--- Start of Data extract ---

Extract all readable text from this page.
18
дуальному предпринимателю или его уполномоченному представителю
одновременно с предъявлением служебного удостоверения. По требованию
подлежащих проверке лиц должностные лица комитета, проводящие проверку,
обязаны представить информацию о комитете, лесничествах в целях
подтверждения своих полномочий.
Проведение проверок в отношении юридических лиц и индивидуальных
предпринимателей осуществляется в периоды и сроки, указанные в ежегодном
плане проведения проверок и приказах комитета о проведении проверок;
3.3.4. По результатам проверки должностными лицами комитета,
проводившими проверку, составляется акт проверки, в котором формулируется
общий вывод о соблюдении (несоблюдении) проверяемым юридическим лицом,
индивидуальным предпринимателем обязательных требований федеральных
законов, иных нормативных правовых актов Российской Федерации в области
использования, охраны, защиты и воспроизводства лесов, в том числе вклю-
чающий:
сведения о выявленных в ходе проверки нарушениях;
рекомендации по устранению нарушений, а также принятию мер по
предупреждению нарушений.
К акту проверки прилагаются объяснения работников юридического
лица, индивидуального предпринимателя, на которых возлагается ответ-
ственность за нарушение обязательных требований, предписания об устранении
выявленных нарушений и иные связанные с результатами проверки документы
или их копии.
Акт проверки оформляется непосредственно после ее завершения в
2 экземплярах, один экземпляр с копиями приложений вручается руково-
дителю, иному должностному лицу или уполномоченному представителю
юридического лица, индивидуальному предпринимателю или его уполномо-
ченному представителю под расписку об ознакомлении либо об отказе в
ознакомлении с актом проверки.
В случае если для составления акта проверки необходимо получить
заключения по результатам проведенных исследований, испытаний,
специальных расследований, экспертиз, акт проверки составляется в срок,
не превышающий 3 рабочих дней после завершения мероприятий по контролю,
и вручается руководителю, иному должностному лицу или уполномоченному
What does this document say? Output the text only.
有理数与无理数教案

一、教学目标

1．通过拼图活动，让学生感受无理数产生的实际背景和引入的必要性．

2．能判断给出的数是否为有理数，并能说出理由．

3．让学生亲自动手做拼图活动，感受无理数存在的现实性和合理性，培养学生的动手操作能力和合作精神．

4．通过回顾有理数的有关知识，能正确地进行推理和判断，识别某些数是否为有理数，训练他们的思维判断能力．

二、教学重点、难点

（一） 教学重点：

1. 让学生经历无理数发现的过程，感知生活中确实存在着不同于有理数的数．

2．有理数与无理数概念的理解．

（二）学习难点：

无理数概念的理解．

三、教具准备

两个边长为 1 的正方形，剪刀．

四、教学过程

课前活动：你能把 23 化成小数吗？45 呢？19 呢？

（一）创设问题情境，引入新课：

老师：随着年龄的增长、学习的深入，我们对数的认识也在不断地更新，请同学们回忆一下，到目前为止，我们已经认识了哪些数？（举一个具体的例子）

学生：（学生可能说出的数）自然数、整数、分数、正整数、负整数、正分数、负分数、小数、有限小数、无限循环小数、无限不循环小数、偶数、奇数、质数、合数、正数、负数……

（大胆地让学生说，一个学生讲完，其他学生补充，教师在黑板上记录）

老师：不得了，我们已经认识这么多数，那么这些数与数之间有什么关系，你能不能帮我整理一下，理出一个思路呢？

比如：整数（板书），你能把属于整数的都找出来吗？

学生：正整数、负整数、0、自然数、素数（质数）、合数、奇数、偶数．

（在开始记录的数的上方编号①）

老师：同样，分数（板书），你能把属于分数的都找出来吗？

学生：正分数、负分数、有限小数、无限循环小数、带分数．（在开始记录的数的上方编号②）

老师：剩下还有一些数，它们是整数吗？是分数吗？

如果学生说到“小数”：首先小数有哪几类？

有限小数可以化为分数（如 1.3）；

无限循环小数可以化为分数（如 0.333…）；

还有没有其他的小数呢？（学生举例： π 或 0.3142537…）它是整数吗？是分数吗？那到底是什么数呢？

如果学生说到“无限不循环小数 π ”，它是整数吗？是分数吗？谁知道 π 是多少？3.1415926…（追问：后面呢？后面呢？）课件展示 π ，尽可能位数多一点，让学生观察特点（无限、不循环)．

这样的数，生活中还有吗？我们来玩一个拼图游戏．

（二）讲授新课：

--- End of Data extract ---

— The problem —
All of the entries above must be quoted exactly.

— Exercise output —
Extract all readable text from this page.
18
дуальному предпринимателю или его уполномоченному представителю
одновременно с предъявлением служебного удостоверения. По требованию
подлежащих проверке лиц должностные лица комитета, проводящие проверку,
обязаны представить информацию о комитете, лесничествах в целях
подтверждения своих полномочий.
Проведение проверок в отношении юридических лиц и индивидуальных
предпринимателей осуществляется в периоды и сроки, указанные в ежегодном
плане проведения проверок и приказах комитета о проведении проверок;
3.3.4. По результатам проверки должностными лицами комитета,
проводившими проверку, составляется акт проверки, в котором формулируется
общий вывод о соблюдении (несоблюдении) проверяемым юридическим лицом,
индивидуальным предпринимателем обязательных требований федеральных
законов, иных нормативных правовых актов Российской Федерации в области
использования, охраны, защиты и воспроизводства лесов, в том числе вклю-
чающий:
сведения о выявленных в ходе проверки нарушениях;
рекомендации по устранению нарушений, а также принятию мер по
предупреждению нарушений.
К акту проверки прилагаются объяснения работников юридического
лица, индивидуального предпринимателя, на которых возлагается ответ-
ственность за нарушение обязательных требований, предписания об устранении
выявленных нарушений и иные связанные с результатами проверки документы
или их копии.
Акт проверки оформляется непосредственно после ее завершения в
2 экземплярах, один экземпляр с копиями приложений вручается руково-
дителю, иному должностному лицу или уполномоченному представителю
юридического лица, индивидуальному предпринимателю или его уполномо-
ченному представителю под расписку об ознакомлении либо об отказе в
ознакомлении с актом проверки.
В случае если для составления акта проверки необходимо получить
заключения по результатам проведенных исследований, испытаний,
специальных расследований, экспертиз, акт проверки составляется в срок,
не превышающий 3 рабочих дней после завершения мероприятий по контролю,
и вручается руководителю, иному должностному лицу или уполномоченному
What does this document say? Output the text only.
有理数与无理数教案

一、教学目标

1．通过拼图活动，让学生感受无理数产生的实际背景和引入的必要性．

2．能判断给出的数是否为有理数，并能说出理由．

3．让学生亲自动手做拼图活动，感受无理数存在的现实性和合理性，培养学生的动手操作能力和合作精神．

4．通过回顾有理数的有关知识，能正确地进行推理和判断，识别某些数是否为有理数，训练他们的思维判断能力．

二、教学重点、难点

（一） 教学重点：

1. 让学生经历无理数发现的过程，感知生活中确实存在着不同于有理数的数．

2．有理数与无理数概念的理解．

（二）学习难点：

无理数概念的理解．

三、教具准备

两个边长为 1 的正方形，剪刀．

四、教学过程

课前活动：你能把 23 化成小数吗？45 呢？19 呢？

（一）创设问题情境，引入新课：

老师：随着年龄的增长、学习的深入，我们对数的认识也在不断地更新，请同学们回忆一下，到目前为止，我们已经认识了哪些数？（举一个具体的例子）

学生：（学生可能说出的数）自然数、整数、分数、正整数、负整数、正分数、负分数、小数、有限小数、无限循环小数、无限不循环小数、偶数、奇数、质数、合数、正数、负数……

（大胆地让学生说，一个学生讲完，其他学生补充，教师在黑板上记录）

老师：不得了，我们已经认识这么多数，那么这些数与数之间有什么关系，你能不能帮我整理一下，理出一个思路呢？

比如：整数（板书），你能把属于整数的都找出来吗？

学生：正整数、负整数、0、自然数、素数（质数）、合数、奇数、偶数．

（在开始记录的数的上方编号①）

老师：同样，分数（板书），你能把属于分数的都找出来吗？

学生：正分数、负分数、有限小数、无限循环小数、带分数．（在开始记录的数的上方编号②）

老师：剩下还有一些数，它们是整数吗？是分数吗？

如果学生说到“小数”：首先小数有哪几类？

有限小数可以化为分数（如 1.3）；

无限循环小数可以化为分数（如 0.333…）；

还有没有其他的小数呢？（学生举例： π 或 0.3142537…）它是整数吗？是分数吗？那到底是什么数呢？

如果学生说到“无限不循环小数 π ”，它是整数吗？是分数吗？谁知道 π 是多少？3.1415926…（追问：后面呢？后面呢？）课件展示 π ，尽可能位数多一点，让学生观察特点（无限、不循环)．

这样的数，生活中还有吗？我们来玩一个拼图游戏．

（二）讲授新课：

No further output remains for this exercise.